ЧТО НУЖНО СДЕЛАТЬ |
[a] Кто в то время занимал должность государственного секретаря, согласно воспоминанию о Николае Ивановиче?
[b] Продолжите воспоминание о Николае Ивановиче и Плеве с того места, где оно обрывается.

ИСТОЧНИК |
▬▬▬▬▬▬

Однажды Николай Иванович дал переписать какие-то бумаги Государственной канцелярии бедному студенту, рекомендованному братом. Студент принялся за работу, как вдруг к нему нагрянула полиция. Изумление полицейских, вероятно, не знало границ. Бумаги Государственного совета у человека, преследуемого за революционную деятельность!

Государственным секретарем был тогда пресловутый Плеве, который с такими делами не шутил. Он вызвал моего дядю и заявил ему:

— Преступления вы не совершили, и потому вам взыскания не будет. Рад вам сказать это.

Он сделал жест рукой и продолжал бесстрастно внушительным голосом:

— Но!.. Но Государственная канцелярия, которой я имею честь управлять, есть учреждение, столь близко стоящее к престолу, что чины ее, подобно жене Цезаря, не должны навлекать на себя даже тень подозрения. Предлагаю вам сделать соответствующий вывод из моих слов.

▬▬▬▬▬▬

ИСХОДНЫЕ ДАННЫЕ |
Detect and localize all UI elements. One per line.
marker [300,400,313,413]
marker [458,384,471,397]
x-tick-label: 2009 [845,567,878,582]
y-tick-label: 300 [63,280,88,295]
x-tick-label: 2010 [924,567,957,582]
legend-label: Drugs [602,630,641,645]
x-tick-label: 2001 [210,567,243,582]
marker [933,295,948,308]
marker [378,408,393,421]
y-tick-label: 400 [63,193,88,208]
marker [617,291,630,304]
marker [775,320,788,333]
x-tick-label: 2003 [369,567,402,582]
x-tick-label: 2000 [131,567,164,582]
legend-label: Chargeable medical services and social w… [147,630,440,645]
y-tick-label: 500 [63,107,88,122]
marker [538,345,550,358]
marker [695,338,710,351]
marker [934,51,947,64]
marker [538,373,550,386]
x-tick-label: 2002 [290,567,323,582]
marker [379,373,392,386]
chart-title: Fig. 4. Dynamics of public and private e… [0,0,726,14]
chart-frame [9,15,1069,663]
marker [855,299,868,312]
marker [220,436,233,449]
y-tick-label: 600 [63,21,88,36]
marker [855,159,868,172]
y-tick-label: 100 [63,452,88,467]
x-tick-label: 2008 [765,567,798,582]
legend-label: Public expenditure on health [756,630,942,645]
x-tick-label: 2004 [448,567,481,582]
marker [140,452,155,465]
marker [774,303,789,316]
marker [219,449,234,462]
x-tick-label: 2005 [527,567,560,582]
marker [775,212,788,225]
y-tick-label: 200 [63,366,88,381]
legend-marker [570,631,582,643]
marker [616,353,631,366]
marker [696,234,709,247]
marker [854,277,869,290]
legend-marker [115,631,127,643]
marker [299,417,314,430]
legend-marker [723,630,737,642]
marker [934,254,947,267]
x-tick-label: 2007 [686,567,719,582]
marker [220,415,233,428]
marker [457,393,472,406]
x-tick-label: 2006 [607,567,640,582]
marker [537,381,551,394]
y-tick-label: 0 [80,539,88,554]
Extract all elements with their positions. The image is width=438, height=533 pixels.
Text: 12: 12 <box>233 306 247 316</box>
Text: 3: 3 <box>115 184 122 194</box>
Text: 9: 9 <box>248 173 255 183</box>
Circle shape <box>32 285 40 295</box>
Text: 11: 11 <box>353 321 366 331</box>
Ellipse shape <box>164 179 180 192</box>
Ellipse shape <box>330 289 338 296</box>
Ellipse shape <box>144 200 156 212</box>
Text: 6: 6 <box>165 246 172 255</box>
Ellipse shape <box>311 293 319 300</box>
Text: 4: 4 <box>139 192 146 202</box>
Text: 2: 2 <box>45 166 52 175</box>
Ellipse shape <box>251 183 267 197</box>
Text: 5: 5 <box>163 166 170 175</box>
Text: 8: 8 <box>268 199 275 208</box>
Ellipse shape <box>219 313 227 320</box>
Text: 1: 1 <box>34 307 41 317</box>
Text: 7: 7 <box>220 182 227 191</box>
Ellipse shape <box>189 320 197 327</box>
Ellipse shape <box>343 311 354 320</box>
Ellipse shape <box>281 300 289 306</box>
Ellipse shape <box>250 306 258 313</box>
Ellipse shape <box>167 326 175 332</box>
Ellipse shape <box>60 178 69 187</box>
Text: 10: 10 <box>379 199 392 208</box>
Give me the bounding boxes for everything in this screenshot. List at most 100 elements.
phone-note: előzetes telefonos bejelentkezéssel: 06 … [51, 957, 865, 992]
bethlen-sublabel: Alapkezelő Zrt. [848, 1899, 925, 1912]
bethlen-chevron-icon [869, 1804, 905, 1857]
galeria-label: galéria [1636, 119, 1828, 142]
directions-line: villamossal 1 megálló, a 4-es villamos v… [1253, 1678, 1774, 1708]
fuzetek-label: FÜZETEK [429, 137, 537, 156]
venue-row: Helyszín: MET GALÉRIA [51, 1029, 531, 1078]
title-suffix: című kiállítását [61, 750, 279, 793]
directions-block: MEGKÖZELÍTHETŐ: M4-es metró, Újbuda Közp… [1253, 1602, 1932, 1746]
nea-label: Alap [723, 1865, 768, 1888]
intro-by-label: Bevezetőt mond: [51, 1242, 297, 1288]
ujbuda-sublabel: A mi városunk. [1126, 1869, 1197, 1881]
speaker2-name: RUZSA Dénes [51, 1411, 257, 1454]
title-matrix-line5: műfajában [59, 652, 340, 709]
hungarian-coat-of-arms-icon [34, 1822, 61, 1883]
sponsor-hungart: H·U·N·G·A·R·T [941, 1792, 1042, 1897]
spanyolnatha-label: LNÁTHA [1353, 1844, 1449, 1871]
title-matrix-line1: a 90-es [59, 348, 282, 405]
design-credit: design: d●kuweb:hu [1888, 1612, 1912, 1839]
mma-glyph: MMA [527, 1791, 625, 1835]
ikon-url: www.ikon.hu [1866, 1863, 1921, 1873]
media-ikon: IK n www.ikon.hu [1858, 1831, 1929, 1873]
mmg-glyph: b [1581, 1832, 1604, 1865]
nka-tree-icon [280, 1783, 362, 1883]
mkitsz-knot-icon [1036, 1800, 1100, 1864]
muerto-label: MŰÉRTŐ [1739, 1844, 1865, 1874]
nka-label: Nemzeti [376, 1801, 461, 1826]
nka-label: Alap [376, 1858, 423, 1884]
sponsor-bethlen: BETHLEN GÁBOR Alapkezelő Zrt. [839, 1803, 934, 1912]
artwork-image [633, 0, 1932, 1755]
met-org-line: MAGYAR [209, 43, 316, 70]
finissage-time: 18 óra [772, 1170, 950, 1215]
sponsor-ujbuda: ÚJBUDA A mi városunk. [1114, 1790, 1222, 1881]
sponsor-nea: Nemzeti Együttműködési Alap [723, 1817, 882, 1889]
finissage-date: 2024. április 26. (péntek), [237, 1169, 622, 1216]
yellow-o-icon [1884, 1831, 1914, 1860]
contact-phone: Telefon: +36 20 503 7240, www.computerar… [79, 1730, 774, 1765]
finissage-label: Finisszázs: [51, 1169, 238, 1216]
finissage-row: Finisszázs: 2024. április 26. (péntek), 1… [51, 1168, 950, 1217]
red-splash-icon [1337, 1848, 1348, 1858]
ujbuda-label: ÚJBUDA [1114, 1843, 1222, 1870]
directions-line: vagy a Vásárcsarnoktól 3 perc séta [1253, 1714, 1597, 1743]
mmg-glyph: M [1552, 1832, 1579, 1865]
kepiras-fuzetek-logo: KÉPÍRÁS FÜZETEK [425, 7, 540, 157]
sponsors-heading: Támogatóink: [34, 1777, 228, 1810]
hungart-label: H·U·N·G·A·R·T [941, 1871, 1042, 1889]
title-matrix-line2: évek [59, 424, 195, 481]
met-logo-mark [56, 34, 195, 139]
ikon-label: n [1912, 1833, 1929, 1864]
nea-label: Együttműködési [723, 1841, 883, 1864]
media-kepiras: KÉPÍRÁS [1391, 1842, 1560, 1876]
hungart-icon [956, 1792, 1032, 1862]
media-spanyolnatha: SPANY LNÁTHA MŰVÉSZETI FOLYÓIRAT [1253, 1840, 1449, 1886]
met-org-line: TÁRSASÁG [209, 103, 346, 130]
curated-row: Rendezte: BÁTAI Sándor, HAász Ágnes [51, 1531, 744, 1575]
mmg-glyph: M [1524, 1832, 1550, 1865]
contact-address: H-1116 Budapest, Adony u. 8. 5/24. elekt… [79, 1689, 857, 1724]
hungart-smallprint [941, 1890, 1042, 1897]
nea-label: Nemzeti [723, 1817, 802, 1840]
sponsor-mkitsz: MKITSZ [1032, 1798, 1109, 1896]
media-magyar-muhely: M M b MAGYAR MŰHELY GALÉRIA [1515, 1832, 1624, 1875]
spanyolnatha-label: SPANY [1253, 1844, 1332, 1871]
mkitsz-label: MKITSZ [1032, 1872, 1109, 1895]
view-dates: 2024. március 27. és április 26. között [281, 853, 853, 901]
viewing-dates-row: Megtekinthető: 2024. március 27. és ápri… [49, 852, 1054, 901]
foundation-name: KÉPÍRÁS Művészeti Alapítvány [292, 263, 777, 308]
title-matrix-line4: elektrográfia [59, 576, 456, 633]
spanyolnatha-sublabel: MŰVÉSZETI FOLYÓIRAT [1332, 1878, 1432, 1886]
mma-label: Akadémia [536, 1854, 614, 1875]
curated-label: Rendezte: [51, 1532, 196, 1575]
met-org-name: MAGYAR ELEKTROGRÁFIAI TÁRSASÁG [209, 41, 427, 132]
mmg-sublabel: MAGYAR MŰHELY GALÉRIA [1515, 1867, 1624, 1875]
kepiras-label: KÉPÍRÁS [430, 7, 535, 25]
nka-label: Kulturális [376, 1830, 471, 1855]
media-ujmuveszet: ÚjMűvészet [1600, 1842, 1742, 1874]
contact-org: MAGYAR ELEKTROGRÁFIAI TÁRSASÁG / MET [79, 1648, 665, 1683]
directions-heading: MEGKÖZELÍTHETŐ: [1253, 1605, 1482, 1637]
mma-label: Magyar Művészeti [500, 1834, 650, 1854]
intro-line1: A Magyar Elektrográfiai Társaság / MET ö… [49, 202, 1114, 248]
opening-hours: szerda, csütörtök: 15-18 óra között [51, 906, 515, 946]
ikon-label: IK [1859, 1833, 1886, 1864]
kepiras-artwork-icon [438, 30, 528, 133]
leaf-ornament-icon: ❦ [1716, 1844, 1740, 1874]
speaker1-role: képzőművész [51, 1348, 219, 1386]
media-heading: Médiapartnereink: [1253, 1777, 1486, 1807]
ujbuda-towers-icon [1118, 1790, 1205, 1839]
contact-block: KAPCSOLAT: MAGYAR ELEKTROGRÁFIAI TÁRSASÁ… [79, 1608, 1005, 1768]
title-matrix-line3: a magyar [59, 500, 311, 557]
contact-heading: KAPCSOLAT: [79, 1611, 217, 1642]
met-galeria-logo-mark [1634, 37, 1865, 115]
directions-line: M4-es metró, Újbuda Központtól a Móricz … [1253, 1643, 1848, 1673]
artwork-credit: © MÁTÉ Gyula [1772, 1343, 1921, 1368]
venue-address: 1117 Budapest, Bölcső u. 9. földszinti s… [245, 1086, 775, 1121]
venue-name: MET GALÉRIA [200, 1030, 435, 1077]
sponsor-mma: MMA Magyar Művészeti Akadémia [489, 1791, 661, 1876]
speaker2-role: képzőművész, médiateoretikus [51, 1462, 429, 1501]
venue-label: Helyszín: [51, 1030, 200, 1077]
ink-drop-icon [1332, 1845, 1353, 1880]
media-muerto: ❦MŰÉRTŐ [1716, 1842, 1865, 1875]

▬▬▬▬▬▬

РЕШЁННЫЕ ЗАДАНИЯ |
[a] Плеве.

[b]
В тот же день Николай Иванович был отчислен от Государственной канцелярии "по собственному желанию". Это был для него большой удар, сильно повлиявший в дальнейшем на его характер. Пришлось перейти на службу в куда менее "блестящее" ведомство: министерство путей сообщения. Там он и достиг генеральского чина, возглавив в качестве директора канцелярию министра. На этом посту он стал подлинной грозой для своих многочисленных подчиненных и даже для начальников дорог, с которыми обращался точь-в-точь, как с каким-нибудь Желтым. Мне рассказывали, что за его спиной часто повторяли пушкинские стихи о Езерском, который был схвачен при Калке:

А там раздавлен, как комар, Задами тяжкими татар.

Накануне революции Николой Иванович заседал в Сенате. Активной роли он не играл, и это очень его тяготило. Ханское его властолюбие не находило выхода, и он старался отыграться иллюзиями, льстящими его тщеславию.

Помню, как он не раз заезжал к нам невзначай в своем гофмейстерском, сплошь спереди расшитом мундире, в ленте, покрытой орденами, как чешуей (он был до них большой охотник и набрал множество, особенно иностранных).

— В чем дело, почему такой парад? — недоумевали все.

— Не успел переодеться, я прямо из Царского, — тихо, но так, чтобы все его слышали, объявлял дядя.

Если были посторонние, родителям моим становилось неловко. "Из Царского" — это значило из Царского села, то есть от царя. Родители знали, что это вздор. Но время было такое, когда царь по совету Распутина или Протопопова то и дело перемещал своих сановников, так что кое-кто и впрямь мог поверить, что дядя неожиданно "вошел в силу".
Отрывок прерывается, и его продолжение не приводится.